▶ **Short problem**: Copy each line below that contains "xlabel".

▶ **Input rows**:
-.-.-
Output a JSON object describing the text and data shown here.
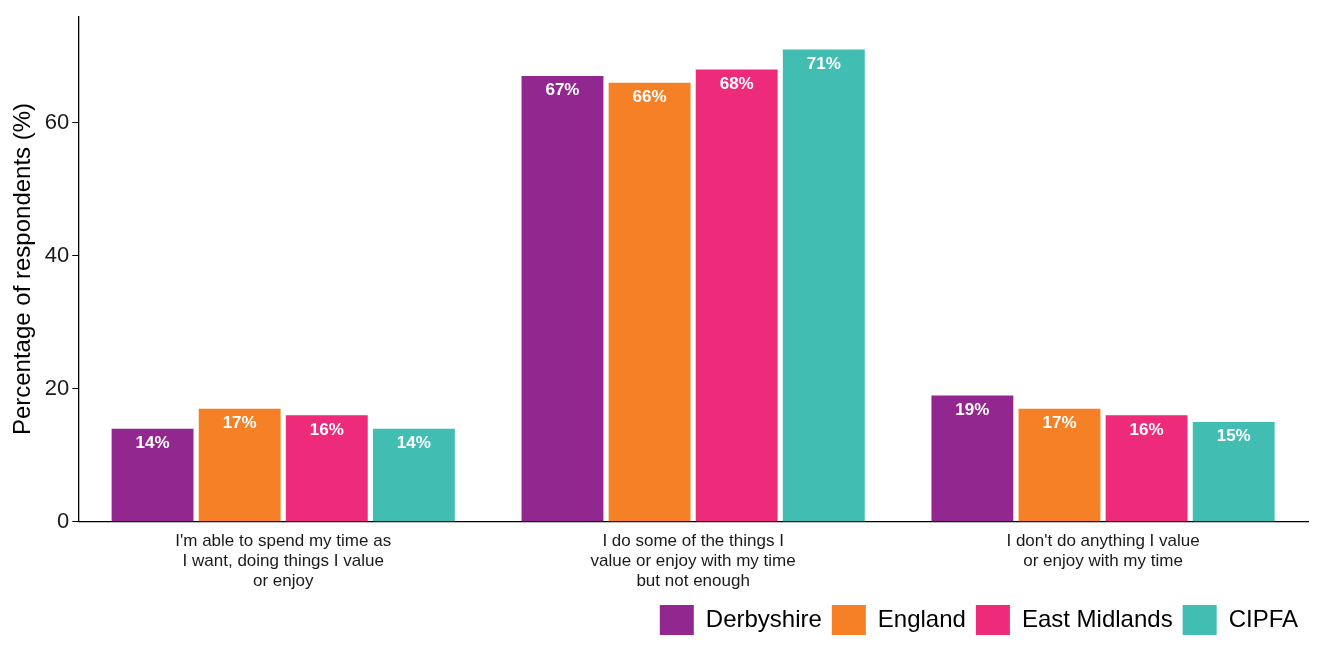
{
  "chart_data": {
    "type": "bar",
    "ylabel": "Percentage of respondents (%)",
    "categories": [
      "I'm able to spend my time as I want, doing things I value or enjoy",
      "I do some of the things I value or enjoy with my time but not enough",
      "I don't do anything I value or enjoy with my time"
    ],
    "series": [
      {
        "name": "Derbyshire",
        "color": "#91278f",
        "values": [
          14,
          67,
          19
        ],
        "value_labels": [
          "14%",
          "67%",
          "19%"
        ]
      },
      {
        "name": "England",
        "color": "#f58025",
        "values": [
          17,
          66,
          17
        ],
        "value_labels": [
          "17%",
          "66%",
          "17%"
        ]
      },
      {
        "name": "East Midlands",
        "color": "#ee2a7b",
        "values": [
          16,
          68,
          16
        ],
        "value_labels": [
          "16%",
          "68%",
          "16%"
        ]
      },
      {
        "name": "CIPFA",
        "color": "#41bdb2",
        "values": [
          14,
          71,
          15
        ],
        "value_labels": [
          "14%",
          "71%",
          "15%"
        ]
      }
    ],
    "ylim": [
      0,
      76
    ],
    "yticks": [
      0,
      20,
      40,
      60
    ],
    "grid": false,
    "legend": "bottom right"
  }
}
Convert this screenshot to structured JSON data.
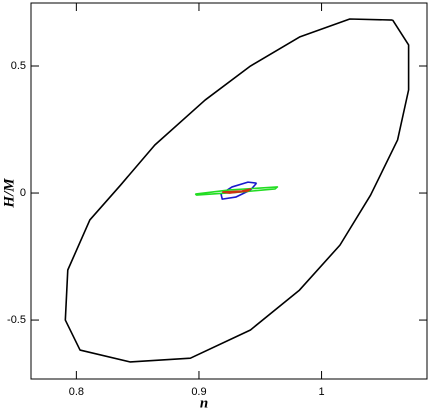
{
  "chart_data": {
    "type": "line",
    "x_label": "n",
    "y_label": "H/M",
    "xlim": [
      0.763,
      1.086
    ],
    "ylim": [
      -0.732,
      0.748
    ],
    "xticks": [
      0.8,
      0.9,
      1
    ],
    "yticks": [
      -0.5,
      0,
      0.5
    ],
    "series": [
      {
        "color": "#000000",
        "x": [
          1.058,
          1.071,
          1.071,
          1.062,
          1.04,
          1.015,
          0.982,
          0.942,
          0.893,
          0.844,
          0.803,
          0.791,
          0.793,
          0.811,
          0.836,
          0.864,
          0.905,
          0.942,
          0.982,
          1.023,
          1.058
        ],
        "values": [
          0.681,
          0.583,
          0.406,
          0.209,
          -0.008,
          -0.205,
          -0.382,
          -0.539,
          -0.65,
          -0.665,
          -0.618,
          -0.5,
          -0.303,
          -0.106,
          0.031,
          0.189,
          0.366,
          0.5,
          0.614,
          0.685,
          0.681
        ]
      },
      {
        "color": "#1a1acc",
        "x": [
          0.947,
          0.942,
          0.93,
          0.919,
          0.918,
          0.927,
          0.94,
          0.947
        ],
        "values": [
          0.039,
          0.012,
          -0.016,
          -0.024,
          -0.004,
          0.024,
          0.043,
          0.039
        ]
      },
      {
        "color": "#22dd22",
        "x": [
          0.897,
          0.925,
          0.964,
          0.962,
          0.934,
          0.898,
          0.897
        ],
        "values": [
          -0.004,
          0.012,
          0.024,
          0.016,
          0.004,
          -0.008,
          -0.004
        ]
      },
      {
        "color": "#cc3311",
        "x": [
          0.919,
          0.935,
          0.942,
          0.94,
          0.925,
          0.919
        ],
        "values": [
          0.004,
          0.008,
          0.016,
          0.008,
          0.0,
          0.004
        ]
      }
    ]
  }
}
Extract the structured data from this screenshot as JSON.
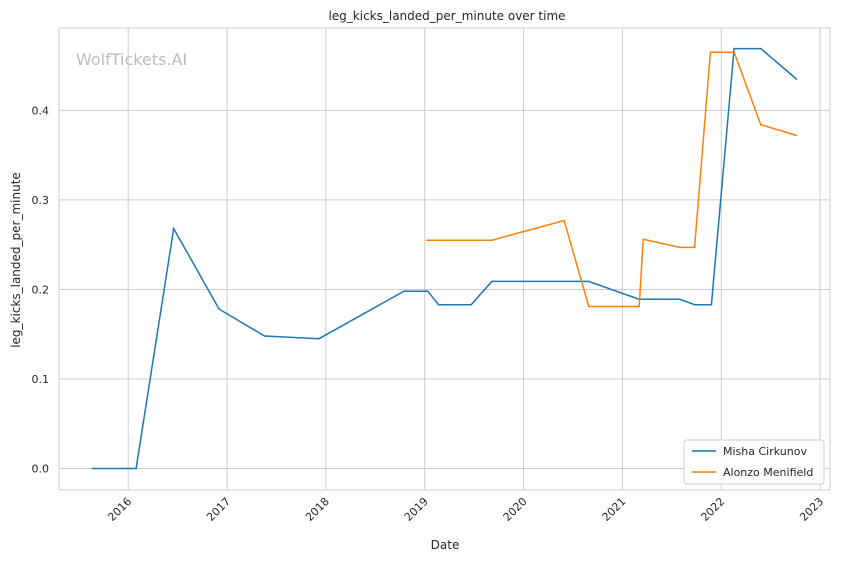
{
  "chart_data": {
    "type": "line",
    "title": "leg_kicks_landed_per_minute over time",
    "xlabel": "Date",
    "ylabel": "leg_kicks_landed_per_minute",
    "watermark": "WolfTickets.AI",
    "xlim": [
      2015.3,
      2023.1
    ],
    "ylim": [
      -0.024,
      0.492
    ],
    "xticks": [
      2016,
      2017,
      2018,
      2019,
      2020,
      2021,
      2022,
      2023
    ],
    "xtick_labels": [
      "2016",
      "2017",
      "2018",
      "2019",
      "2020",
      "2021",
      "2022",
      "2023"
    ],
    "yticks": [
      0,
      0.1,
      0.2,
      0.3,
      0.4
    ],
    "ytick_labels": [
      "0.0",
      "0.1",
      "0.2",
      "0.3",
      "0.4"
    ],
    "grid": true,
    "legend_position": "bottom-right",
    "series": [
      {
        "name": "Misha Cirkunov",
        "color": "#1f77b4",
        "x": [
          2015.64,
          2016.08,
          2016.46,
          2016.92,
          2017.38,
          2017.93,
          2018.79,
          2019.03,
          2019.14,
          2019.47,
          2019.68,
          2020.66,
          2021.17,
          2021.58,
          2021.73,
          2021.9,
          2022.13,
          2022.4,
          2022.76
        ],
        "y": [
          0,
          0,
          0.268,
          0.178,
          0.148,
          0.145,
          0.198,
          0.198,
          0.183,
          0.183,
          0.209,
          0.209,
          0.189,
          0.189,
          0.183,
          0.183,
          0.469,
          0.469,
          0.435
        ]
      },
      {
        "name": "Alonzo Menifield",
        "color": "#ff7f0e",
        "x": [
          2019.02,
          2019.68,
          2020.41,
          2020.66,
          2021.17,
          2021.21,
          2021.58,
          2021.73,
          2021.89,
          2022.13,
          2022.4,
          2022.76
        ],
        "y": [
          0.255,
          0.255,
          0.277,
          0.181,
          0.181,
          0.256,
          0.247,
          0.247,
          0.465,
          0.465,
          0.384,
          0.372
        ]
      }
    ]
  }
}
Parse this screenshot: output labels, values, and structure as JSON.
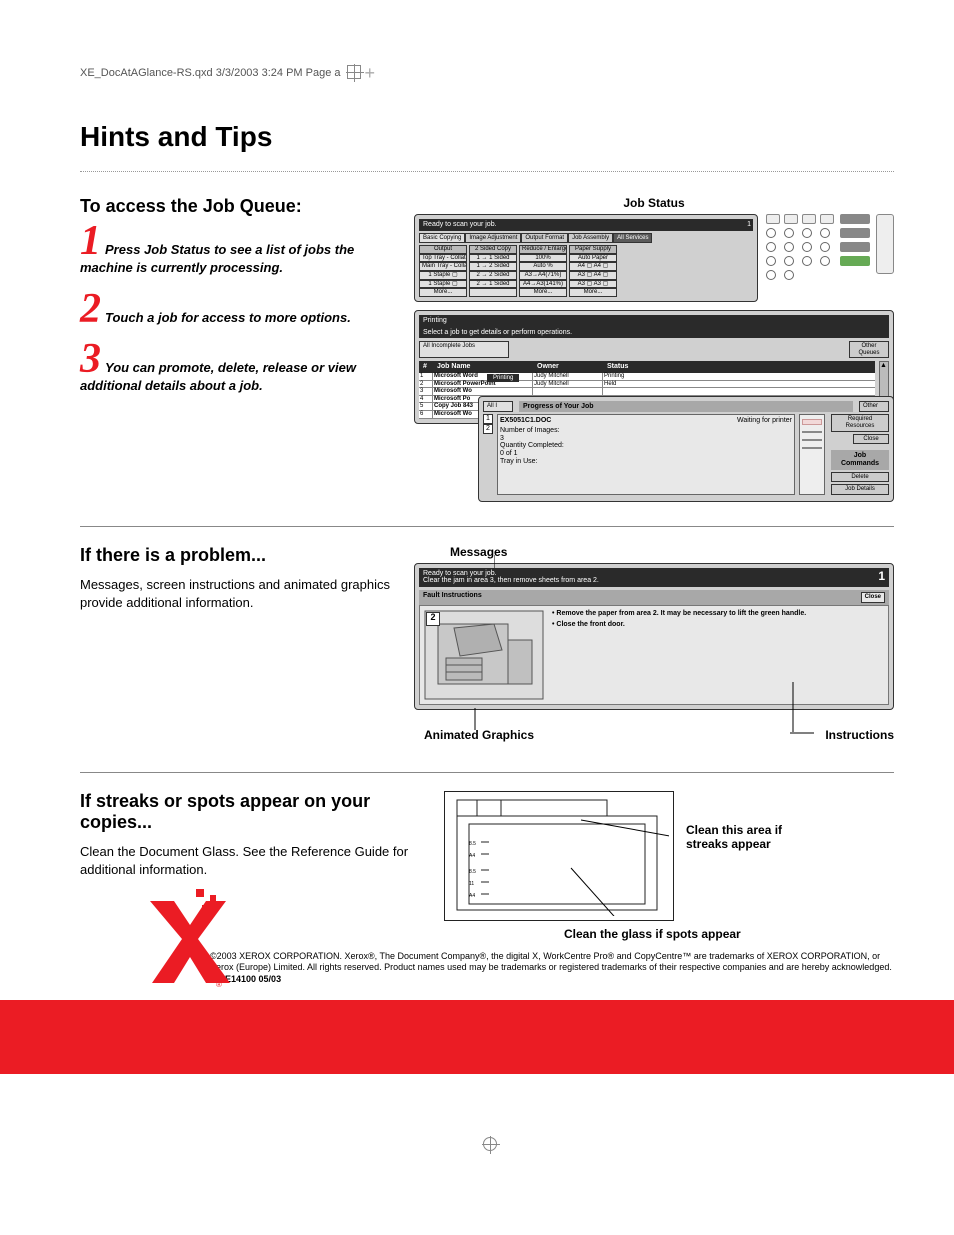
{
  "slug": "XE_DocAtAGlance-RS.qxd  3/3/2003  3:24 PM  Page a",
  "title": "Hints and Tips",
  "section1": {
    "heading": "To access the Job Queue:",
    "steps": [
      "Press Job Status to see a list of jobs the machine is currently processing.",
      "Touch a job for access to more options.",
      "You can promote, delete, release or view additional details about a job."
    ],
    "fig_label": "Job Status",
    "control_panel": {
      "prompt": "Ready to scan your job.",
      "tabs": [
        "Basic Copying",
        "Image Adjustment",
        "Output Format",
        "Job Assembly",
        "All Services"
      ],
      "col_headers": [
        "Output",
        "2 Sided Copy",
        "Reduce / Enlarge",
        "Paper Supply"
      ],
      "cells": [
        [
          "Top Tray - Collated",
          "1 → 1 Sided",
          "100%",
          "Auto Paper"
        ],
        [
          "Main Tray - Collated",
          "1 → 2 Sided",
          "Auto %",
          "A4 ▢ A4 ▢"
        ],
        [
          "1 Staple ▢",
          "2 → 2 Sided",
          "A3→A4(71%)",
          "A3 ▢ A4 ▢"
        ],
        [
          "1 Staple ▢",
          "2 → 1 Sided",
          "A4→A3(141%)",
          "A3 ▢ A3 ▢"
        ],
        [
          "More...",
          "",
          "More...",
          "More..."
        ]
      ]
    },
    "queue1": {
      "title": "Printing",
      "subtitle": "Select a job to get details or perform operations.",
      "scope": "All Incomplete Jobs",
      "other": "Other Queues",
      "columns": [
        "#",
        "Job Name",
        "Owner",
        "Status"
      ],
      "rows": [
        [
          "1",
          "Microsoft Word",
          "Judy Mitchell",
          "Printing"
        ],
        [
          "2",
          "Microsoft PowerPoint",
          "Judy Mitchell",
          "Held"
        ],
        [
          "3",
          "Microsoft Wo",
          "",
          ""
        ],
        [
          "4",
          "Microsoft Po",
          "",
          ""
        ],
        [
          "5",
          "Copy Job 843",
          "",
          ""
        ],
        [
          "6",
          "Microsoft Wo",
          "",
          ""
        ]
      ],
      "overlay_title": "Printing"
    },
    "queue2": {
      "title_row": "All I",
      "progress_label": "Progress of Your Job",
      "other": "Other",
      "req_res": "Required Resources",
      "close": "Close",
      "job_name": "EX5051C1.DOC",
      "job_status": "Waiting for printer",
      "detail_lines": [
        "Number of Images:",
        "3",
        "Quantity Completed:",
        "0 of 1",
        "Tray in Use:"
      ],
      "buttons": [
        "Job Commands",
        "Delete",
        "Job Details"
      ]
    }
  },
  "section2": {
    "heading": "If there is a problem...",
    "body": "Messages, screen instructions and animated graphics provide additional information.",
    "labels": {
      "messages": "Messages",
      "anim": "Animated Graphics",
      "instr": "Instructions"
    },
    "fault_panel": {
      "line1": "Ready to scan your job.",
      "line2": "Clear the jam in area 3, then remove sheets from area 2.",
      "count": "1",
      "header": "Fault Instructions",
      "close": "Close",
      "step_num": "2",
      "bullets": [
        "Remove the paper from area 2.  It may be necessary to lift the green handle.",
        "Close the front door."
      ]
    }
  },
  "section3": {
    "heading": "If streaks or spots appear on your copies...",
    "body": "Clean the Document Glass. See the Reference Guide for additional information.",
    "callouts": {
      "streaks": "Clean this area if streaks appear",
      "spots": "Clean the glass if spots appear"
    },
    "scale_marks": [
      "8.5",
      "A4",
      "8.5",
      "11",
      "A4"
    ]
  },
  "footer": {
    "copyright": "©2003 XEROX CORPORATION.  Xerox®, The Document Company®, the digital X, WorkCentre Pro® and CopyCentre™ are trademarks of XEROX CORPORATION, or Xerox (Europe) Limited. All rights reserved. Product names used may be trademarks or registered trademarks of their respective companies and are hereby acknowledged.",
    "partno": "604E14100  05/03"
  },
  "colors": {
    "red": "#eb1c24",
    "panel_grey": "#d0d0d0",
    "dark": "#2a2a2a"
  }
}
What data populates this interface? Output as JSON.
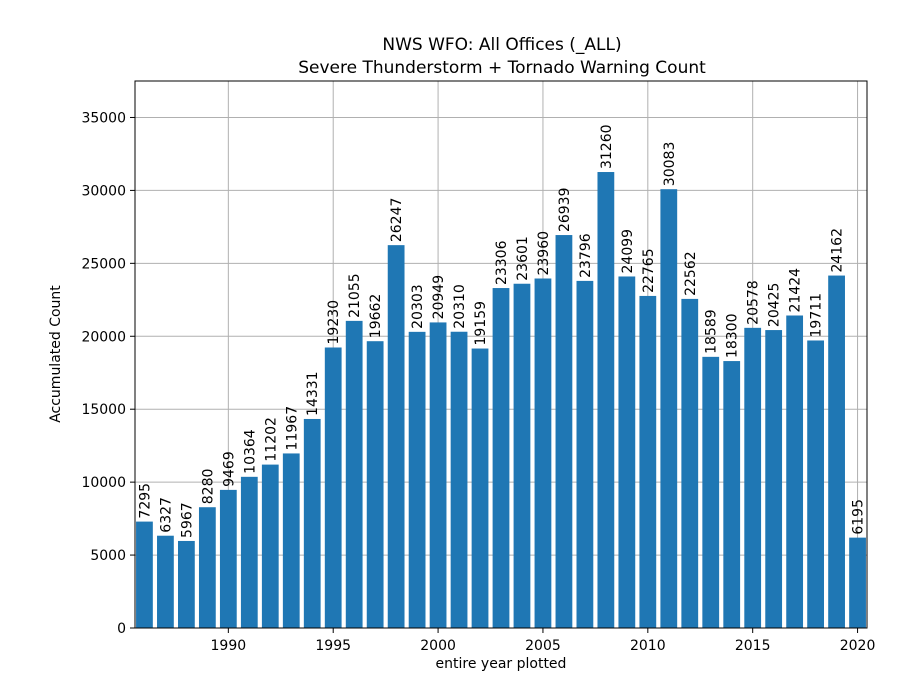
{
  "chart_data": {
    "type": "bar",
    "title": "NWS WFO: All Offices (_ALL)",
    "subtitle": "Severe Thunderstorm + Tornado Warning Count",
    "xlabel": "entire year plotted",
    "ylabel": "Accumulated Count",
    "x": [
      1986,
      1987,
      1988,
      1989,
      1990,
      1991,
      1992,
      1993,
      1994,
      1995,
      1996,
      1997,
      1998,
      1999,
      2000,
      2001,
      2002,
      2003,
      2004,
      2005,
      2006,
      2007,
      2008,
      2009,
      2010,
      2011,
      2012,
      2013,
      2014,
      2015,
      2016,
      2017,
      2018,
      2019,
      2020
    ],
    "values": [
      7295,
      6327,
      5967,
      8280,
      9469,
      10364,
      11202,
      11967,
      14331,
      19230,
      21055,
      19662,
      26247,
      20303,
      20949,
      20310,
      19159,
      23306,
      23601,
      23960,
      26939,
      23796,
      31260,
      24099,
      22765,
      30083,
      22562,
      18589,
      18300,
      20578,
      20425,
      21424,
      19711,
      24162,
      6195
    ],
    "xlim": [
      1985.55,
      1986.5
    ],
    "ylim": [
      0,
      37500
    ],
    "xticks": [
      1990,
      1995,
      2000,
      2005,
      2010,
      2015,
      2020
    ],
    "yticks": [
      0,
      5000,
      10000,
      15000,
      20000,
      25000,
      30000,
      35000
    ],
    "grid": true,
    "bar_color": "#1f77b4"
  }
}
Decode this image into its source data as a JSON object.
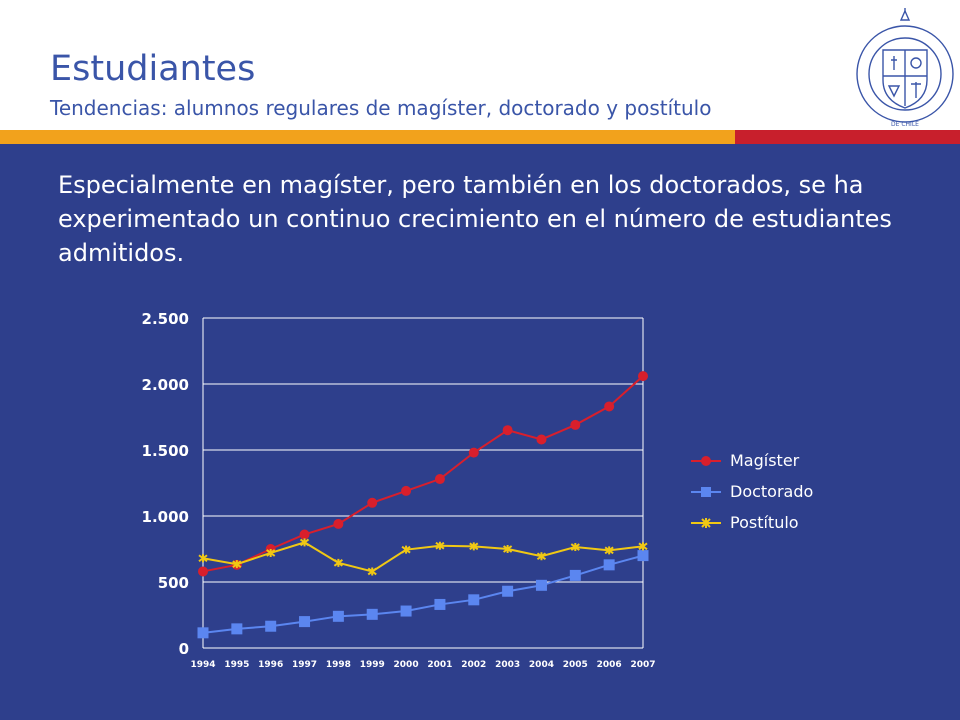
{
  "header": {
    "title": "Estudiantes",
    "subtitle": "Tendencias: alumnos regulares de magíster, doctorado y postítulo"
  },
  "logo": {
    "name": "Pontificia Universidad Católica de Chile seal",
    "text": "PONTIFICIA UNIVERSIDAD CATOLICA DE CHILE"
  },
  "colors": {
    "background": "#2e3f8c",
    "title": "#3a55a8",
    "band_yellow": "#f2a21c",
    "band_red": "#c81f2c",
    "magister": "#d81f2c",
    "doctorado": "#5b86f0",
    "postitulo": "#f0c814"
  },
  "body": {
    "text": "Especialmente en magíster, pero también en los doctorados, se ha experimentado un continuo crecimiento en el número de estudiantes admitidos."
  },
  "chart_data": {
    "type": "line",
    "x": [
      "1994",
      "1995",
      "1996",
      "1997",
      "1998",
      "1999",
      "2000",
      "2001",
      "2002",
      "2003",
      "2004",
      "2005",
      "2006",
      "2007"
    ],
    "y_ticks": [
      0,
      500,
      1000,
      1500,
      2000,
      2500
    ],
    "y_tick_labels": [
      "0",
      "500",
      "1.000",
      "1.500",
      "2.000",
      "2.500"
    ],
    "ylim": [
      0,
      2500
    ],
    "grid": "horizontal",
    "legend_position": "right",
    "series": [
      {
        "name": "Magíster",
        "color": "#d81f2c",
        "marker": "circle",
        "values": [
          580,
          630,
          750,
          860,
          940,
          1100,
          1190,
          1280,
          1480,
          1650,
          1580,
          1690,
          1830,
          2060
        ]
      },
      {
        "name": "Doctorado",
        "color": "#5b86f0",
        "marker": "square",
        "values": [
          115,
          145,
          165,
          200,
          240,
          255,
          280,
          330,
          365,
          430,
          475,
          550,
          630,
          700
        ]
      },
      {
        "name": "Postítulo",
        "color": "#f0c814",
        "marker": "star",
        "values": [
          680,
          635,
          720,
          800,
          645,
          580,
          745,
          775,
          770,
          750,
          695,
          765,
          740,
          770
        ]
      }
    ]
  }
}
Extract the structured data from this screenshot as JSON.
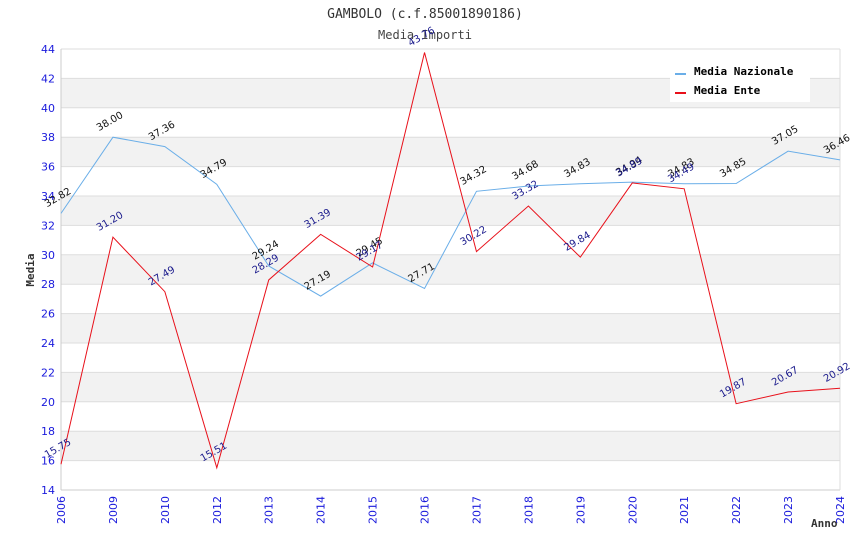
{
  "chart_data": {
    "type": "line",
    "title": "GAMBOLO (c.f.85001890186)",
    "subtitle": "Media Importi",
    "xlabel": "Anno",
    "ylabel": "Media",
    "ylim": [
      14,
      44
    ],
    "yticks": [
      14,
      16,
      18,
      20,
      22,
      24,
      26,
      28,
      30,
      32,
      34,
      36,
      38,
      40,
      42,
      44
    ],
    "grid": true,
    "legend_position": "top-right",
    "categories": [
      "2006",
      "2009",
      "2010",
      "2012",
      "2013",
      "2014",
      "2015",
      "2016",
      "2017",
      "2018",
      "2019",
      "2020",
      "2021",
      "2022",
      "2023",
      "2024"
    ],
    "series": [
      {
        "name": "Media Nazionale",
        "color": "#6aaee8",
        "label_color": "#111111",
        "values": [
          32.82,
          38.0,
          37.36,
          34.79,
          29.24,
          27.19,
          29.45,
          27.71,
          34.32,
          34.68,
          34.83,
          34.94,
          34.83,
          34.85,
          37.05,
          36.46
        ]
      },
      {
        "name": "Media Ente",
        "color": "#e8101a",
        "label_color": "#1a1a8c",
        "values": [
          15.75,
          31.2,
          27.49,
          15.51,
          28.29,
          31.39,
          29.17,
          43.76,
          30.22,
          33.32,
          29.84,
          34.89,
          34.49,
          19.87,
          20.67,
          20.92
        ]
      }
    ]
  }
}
-.-.-
▶ **The reply**:
    "xlabel": "Date",
    "xlabel": "entire year plotted",
    "xlabel": "Anno",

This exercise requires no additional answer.